▶ **JOBS**:
a) Copy the passage below on the citation advantage of self-archived articles word for word, from "The article compared" up to and including "the supplemented access.".
b) Pick up the passage below on the citation advantage of self-archived articles after its final sentence and keep writing it.

* begin TEXT SHOWN *

The article compared selected (not necessarily equivalent) articles; it
compared print vs. non-print (not OA vs non-OA) and it did it some time ago.
Most journals have since become hybrid print/online, and the relevant
comparison today is conventional (print/online) access *only* versus
conventional access *plus* access to a self-archived supplement. That is the
comparison we are making in our studies (which Dr. Banks was challenging),
and our virtually exception-free results show a citation advantage of 50%-
250% for the supplemented access.

It does not even make logical sense to imagine that there would be *fewer*
citations for the supplemented articles -- except if there was a systematic
bias toward self-archiving the inferior articles! In reality, there is a bias
in the opposite direction (a greater tendency to self-archive the better
articles, which partly inflates the OA advantage, but does not constitute all
of it). See the studies of Kurtz et al., in the bibliography I cited.

> "The difference between the mean citation levels for print and online was
> 3.09 ±0.93 in favor of print (95% CI), meaning that an online article
> could expect to receive 2.16 to 4.02 fewer citations in the literature
> than if it had been printed."

* end TEXT SHOWN *
* begin DATA PROVIDED *

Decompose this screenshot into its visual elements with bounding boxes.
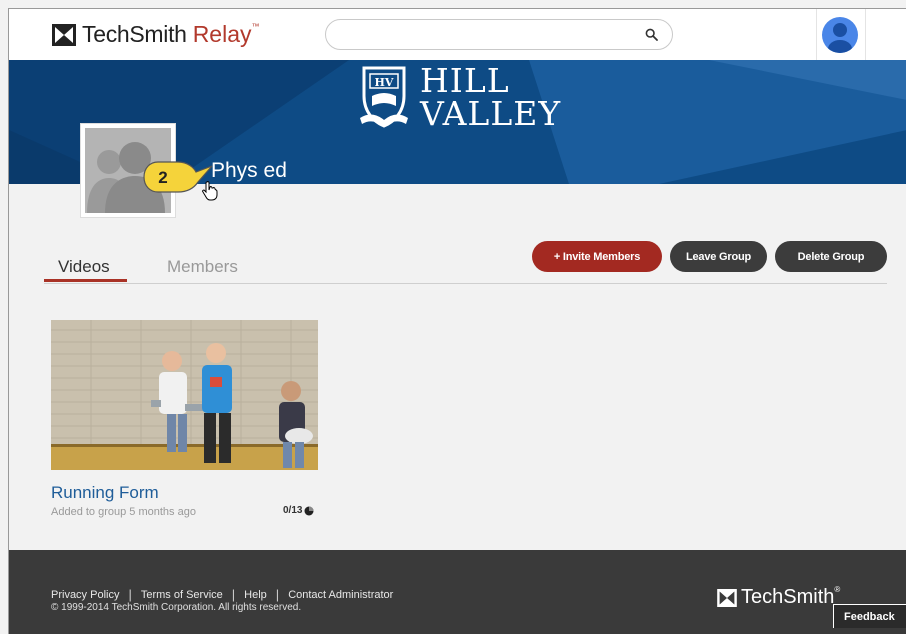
feedback-tab[interactable]: Feedback bbox=[833, 604, 906, 628]
user-menu[interactable] bbox=[816, 9, 866, 60]
footer-brand-name: TechSmith bbox=[741, 586, 835, 608]
contact-administrator-link[interactable]: Contact Administrator bbox=[288, 589, 393, 601]
school-crest-icon: HV bbox=[360, 66, 408, 128]
leave-group-button[interactable]: Leave Group bbox=[670, 241, 767, 272]
school-name-line2: VALLEY bbox=[420, 94, 562, 133]
video-title[interactable]: Running Form bbox=[51, 483, 159, 503]
footer-techsmith-logo[interactable]: TechSmith ® bbox=[717, 585, 841, 609]
top-bar: TechSmith Relay ™ bbox=[9, 9, 906, 60]
footer-separator: | bbox=[275, 587, 280, 602]
video-view-count: 0/13 bbox=[283, 505, 314, 516]
trademark-mark: ™ bbox=[251, 22, 260, 31]
pie-chart-icon bbox=[304, 506, 314, 515]
techsmith-logo-icon bbox=[717, 588, 737, 607]
footer-links: Privacy Policy | Terms of Service | Help… bbox=[51, 587, 393, 602]
techsmith-logo-icon bbox=[52, 23, 76, 46]
tab-videos[interactable]: Videos bbox=[58, 257, 110, 281]
active-tab-indicator bbox=[44, 279, 127, 282]
privacy-policy-link[interactable]: Privacy Policy bbox=[51, 589, 119, 601]
hand-cursor-icon bbox=[202, 181, 218, 201]
user-avatar-icon[interactable] bbox=[822, 17, 858, 53]
search-box bbox=[325, 19, 673, 51]
product-name: Relay bbox=[192, 21, 252, 47]
copyright-text: © 1999-2014 TechSmith Corporation. All r… bbox=[51, 602, 302, 613]
delete-group-button[interactable]: Delete Group bbox=[775, 241, 887, 272]
video-view-count-value: 0/13 bbox=[283, 505, 303, 516]
registered-mark: ® bbox=[834, 585, 841, 594]
tab-members[interactable]: Members bbox=[167, 257, 238, 281]
invite-members-button[interactable]: + Invite Members bbox=[532, 241, 662, 272]
brand-name: TechSmith bbox=[82, 21, 187, 47]
video-thumbnail[interactable] bbox=[51, 320, 318, 470]
techsmith-relay-logo[interactable]: TechSmith Relay ™ bbox=[52, 21, 260, 48]
video-thumbnail-image bbox=[51, 320, 318, 470]
footer-separator: | bbox=[128, 587, 132, 602]
search-input[interactable] bbox=[340, 20, 644, 51]
app-window: TechSmith Relay ™ HV HILL VALLEY Phys ed… bbox=[8, 8, 906, 634]
step-callout-number: 2 bbox=[158, 168, 168, 187]
footer-separator: | bbox=[231, 587, 236, 602]
school-name: HILL VALLEY bbox=[420, 64, 561, 130]
video-added-time: Added to group 5 months ago bbox=[51, 506, 196, 518]
school-name-line1: HILL bbox=[420, 61, 510, 100]
terms-of-service-link[interactable]: Terms of Service bbox=[141, 589, 223, 601]
svg-text:HV: HV bbox=[375, 76, 394, 89]
group-name[interactable]: Phys ed bbox=[211, 159, 287, 183]
footer: Privacy Policy | Terms of Service | Help… bbox=[9, 550, 906, 634]
help-link[interactable]: Help bbox=[244, 589, 267, 601]
search-icon[interactable] bbox=[645, 28, 658, 41]
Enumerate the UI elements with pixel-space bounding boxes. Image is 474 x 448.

* end DATA PROVIDED *

▶ **ANSWERS PER TASK**:
a)
The article compared selected (not necessarily equivalent) articles; it
compared print vs. non-print (not OA vs non-OA) and it did it some time ago.
Most journals have since become hybrid print/online, and the relevant
comparison today is conventional (print/online) access *only* versus
conventional access *plus* access to a self-archived supplement. That is the
comparison we are making in our studies (which Dr. Banks was challenging),
and our virtually exception-free results show a citation advantage of 50%-
250% for the supplemented access.

b)
Which means nothing more than the fact that at that time there was a print
advantage over non-print (and perhaps also that the better articles were
selected for print). It has next to no bearing on the real question of
interest: Does supplementing print/online paid access with supplementary
online free access increase citations?
 
It does.

> Or in other words, their data do not support the hypothesis that full OA
> journals receive more citations than non-full OA journals.

We are not talking here about either online-only journals vs print journals,
nor about OA journals vs. non-OA journals. The results Dr. Banks challenged
were based on comparing toll-access-only with toll-access plus free online
access.
 
> Yet it is methodologically difficult to rigorously test this hypothesis,
> and the use of inferential statistics in this study suggests that they are
> trying to generalize beyond their own journal. In this study, the authors
> compared two different sets of articles: 1) those that were selected for
> inclusion in the main journal, and 2) those that were not. Selection bias
> alone may explain the different results, or at least interject a large
> enough bias where the results may not accurately reflect their research
> question. In other words, it would be difficult to understand whether
> their results are a reflection of accessibility, or selection bias.

Yes there is a big methodological artifact in the comparability of the two
samples: a selection bias. There is also a small, out-dated sample. And a big
question of whether one arbitrary journal is representative of anything at all
(especially under these selective conditions and in this restricted and out-
of-date time-range, in the fast-moving online world).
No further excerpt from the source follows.